Pull every line that holds the word "Ti₃C₂F₂" from the entries.

Data extract →
## start

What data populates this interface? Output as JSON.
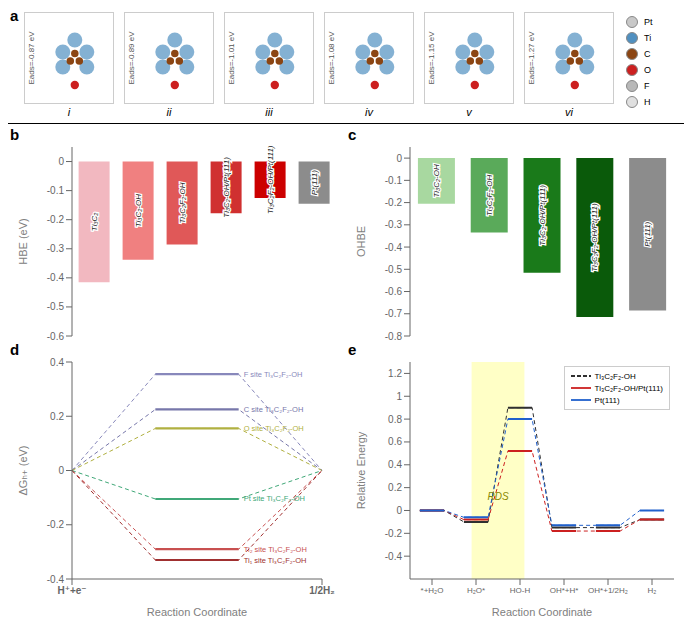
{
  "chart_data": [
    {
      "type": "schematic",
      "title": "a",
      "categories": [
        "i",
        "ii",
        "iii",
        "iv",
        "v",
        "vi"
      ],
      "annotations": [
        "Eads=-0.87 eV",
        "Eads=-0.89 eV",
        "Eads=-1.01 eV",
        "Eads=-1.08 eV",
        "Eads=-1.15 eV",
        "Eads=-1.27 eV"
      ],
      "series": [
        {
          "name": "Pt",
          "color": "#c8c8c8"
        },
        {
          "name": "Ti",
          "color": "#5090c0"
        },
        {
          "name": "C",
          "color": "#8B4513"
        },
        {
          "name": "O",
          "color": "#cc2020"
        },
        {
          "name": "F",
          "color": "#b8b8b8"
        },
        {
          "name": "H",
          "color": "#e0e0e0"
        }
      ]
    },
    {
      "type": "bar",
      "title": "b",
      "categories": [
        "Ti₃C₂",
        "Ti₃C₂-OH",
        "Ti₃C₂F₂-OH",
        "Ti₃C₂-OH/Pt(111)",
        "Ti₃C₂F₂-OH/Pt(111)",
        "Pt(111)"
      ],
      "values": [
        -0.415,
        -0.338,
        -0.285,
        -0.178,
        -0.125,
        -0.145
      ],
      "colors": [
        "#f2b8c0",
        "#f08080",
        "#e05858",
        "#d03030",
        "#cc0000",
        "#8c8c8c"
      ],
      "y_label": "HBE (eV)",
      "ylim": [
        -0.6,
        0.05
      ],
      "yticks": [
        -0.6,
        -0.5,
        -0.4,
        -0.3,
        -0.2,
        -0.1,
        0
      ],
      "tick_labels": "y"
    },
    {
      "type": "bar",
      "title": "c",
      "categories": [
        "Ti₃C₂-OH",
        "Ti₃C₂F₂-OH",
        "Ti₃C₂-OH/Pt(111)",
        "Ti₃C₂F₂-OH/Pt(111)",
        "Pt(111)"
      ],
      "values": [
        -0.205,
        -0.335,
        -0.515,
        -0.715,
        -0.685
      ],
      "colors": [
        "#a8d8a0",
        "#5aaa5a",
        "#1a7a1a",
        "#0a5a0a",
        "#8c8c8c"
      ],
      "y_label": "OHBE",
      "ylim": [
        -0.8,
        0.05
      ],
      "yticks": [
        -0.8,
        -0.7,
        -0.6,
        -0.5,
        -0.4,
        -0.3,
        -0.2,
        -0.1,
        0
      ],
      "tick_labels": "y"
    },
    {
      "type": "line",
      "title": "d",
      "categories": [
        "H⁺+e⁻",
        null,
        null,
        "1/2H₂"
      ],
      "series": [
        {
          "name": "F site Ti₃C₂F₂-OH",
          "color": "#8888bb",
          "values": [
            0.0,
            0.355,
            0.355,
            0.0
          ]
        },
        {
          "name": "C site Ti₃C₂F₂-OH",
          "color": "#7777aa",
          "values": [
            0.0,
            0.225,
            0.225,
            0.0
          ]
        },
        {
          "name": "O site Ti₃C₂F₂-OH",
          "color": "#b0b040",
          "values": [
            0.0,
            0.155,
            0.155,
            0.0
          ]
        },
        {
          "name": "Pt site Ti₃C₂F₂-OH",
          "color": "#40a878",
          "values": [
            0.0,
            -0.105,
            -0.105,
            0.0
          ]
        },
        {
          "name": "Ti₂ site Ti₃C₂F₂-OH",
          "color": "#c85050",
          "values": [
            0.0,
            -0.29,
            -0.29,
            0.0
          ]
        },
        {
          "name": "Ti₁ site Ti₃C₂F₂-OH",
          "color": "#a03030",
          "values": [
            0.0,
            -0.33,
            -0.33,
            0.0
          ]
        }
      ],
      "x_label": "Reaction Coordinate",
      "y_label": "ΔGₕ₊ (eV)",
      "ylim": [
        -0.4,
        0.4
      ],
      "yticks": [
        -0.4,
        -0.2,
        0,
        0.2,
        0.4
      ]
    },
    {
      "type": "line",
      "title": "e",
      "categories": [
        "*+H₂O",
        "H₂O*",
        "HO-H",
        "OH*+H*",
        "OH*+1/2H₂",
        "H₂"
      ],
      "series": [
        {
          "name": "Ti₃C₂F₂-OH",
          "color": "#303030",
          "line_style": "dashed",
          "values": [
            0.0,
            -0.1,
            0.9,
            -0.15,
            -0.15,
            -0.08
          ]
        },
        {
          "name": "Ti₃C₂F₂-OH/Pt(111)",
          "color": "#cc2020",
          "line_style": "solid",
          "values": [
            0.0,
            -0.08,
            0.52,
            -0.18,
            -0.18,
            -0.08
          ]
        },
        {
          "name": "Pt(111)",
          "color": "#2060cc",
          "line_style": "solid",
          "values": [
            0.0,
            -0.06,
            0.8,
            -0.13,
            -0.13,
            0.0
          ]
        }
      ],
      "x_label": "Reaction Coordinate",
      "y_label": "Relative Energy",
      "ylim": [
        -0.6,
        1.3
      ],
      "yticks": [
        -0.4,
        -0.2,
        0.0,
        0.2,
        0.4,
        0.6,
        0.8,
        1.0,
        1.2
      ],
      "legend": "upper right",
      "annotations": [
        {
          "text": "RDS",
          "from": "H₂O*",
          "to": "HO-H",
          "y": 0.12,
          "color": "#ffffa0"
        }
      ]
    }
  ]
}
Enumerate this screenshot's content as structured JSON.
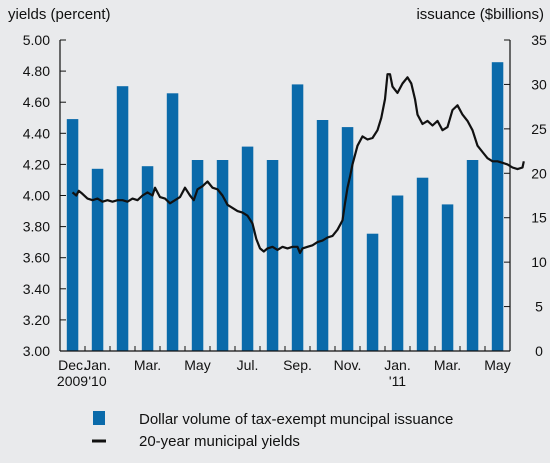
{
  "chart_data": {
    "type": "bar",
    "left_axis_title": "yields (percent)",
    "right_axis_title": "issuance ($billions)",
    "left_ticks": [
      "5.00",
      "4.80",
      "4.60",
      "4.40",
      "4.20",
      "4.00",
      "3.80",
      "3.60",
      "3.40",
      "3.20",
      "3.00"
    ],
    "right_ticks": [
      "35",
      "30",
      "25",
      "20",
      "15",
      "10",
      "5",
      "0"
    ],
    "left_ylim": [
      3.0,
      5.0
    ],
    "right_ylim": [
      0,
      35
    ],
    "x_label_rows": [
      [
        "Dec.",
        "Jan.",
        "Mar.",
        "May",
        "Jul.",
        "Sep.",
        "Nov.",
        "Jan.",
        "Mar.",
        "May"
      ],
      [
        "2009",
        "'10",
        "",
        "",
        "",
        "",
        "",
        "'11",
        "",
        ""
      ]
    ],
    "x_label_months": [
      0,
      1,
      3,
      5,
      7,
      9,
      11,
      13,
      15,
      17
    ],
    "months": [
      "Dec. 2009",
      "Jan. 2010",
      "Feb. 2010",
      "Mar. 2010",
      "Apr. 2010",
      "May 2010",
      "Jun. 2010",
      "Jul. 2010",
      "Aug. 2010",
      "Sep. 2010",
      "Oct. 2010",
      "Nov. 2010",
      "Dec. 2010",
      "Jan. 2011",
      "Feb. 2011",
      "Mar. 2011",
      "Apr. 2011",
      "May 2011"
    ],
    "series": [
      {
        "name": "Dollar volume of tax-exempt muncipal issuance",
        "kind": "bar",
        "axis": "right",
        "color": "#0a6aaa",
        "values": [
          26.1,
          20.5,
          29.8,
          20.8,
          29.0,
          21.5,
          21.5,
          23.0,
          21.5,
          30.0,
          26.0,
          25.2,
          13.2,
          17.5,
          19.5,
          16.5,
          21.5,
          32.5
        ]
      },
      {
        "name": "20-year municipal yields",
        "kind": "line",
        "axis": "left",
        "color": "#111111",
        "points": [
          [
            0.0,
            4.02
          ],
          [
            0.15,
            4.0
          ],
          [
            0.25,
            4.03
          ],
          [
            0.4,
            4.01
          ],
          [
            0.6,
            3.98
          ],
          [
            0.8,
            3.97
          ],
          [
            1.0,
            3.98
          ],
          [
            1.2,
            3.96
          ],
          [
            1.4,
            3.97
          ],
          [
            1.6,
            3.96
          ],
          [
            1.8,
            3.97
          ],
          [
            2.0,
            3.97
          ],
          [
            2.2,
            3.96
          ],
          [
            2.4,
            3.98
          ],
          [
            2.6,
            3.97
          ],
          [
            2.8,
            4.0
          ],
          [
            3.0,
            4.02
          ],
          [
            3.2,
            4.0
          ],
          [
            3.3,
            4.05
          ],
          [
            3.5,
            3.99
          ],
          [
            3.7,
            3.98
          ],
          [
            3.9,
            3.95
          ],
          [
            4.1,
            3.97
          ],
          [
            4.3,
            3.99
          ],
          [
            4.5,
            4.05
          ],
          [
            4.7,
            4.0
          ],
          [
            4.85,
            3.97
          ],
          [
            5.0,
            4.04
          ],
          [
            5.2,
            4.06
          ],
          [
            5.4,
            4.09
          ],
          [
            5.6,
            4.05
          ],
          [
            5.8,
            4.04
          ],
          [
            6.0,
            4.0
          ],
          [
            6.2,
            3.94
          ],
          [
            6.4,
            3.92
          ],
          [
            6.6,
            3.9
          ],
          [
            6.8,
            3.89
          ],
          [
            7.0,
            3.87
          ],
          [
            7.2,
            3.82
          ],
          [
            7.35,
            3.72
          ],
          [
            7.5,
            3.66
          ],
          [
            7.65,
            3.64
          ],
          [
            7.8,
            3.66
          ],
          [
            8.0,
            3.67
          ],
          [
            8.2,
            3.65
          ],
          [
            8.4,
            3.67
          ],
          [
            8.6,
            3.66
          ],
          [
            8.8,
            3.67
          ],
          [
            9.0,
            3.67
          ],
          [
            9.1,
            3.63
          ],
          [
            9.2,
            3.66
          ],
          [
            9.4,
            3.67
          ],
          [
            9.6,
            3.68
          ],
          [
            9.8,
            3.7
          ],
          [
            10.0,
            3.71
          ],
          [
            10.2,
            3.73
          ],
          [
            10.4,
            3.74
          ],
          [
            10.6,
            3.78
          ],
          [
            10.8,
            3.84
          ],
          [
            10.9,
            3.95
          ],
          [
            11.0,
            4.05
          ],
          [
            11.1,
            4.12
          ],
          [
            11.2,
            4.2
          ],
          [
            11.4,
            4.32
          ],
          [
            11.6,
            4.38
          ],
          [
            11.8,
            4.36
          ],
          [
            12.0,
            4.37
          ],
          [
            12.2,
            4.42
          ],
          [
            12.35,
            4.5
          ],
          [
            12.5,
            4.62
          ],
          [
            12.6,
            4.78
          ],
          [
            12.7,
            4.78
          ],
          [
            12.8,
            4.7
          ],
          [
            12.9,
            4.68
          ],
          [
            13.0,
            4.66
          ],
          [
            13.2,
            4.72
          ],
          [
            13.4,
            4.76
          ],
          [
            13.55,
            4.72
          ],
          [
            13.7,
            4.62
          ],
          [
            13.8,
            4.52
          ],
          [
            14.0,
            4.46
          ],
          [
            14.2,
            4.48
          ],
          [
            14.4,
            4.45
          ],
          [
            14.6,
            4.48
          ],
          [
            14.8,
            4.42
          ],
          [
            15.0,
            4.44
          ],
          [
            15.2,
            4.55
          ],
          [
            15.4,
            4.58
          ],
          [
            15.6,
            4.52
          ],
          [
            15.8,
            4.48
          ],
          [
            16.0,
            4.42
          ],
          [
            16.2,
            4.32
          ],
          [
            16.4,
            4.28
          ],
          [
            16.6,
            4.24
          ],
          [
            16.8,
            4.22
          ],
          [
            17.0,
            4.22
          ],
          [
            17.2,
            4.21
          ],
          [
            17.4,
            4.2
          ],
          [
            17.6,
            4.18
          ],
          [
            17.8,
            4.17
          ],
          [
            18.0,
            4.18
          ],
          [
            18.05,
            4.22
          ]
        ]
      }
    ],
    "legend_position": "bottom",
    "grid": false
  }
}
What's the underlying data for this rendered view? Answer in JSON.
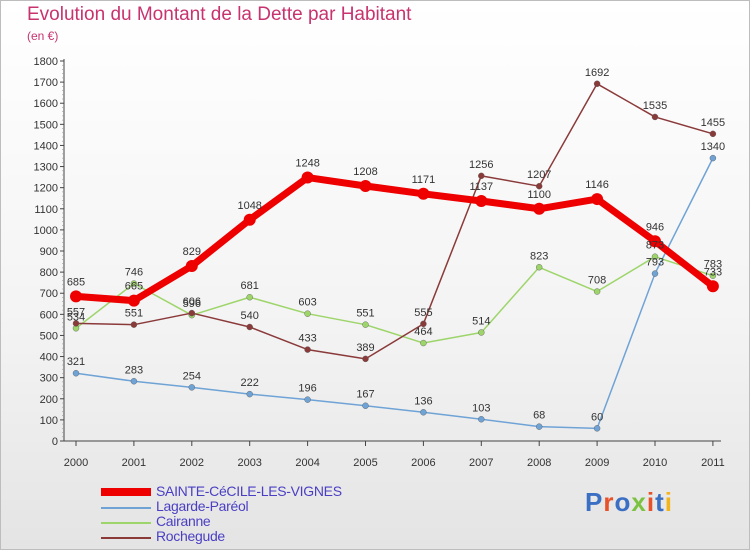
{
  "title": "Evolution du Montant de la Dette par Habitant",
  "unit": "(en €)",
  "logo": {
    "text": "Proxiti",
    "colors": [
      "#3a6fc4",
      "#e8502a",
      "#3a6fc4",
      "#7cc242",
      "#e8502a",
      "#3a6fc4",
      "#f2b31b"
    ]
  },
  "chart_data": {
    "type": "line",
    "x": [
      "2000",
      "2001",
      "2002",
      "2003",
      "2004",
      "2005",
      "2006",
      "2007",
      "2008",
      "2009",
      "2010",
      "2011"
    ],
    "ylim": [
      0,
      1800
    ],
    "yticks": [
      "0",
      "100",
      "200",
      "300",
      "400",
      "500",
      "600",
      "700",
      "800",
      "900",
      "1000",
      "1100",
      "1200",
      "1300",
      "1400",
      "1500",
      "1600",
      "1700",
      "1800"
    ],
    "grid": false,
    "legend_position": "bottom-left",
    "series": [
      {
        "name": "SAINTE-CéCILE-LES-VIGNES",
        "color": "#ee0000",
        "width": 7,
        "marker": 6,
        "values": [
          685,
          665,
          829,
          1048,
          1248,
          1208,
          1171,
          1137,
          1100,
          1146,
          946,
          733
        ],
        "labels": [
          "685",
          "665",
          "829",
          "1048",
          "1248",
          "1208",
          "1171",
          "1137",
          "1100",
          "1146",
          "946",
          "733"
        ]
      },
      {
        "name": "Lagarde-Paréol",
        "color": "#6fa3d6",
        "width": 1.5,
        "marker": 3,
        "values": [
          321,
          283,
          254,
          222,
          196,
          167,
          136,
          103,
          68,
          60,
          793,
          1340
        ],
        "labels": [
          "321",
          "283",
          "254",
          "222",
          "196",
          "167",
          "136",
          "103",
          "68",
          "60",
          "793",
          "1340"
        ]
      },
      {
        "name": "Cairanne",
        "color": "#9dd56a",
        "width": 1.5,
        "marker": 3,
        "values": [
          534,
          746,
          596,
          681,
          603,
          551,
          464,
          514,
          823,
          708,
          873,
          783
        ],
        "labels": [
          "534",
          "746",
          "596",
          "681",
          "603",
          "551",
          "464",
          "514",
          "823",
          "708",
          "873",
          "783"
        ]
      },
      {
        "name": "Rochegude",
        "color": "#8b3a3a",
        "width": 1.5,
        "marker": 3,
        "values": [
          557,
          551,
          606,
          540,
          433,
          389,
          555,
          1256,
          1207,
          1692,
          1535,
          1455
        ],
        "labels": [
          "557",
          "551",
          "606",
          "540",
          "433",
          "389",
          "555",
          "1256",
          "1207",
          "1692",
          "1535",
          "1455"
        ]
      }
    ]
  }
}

## end

Completed exercise →
        "Ti₃C₂F₂-OH",
        "Ti₃C₂F₂-OH/Pt(111)",
        "Ti₃C₂F₂-OH",
        "Ti₃C₂F₂-OH/Pt(111)",
          "name": "F site Ti₃C₂F₂-OH",
          "name": "C site Ti₃C₂F₂-OH",
          "name": "O site Ti₃C₂F₂-OH",
          "name": "Pt site Ti₃C₂F₂-OH",
          "name": "Ti₂ site Ti₃C₂F₂-OH",
          "name": "Ti₁ site Ti₃C₂F₂-OH",
          "name": "Ti₃C₂F₂-OH",
          "name": "Ti₃C₂F₂-OH/Pt(111)",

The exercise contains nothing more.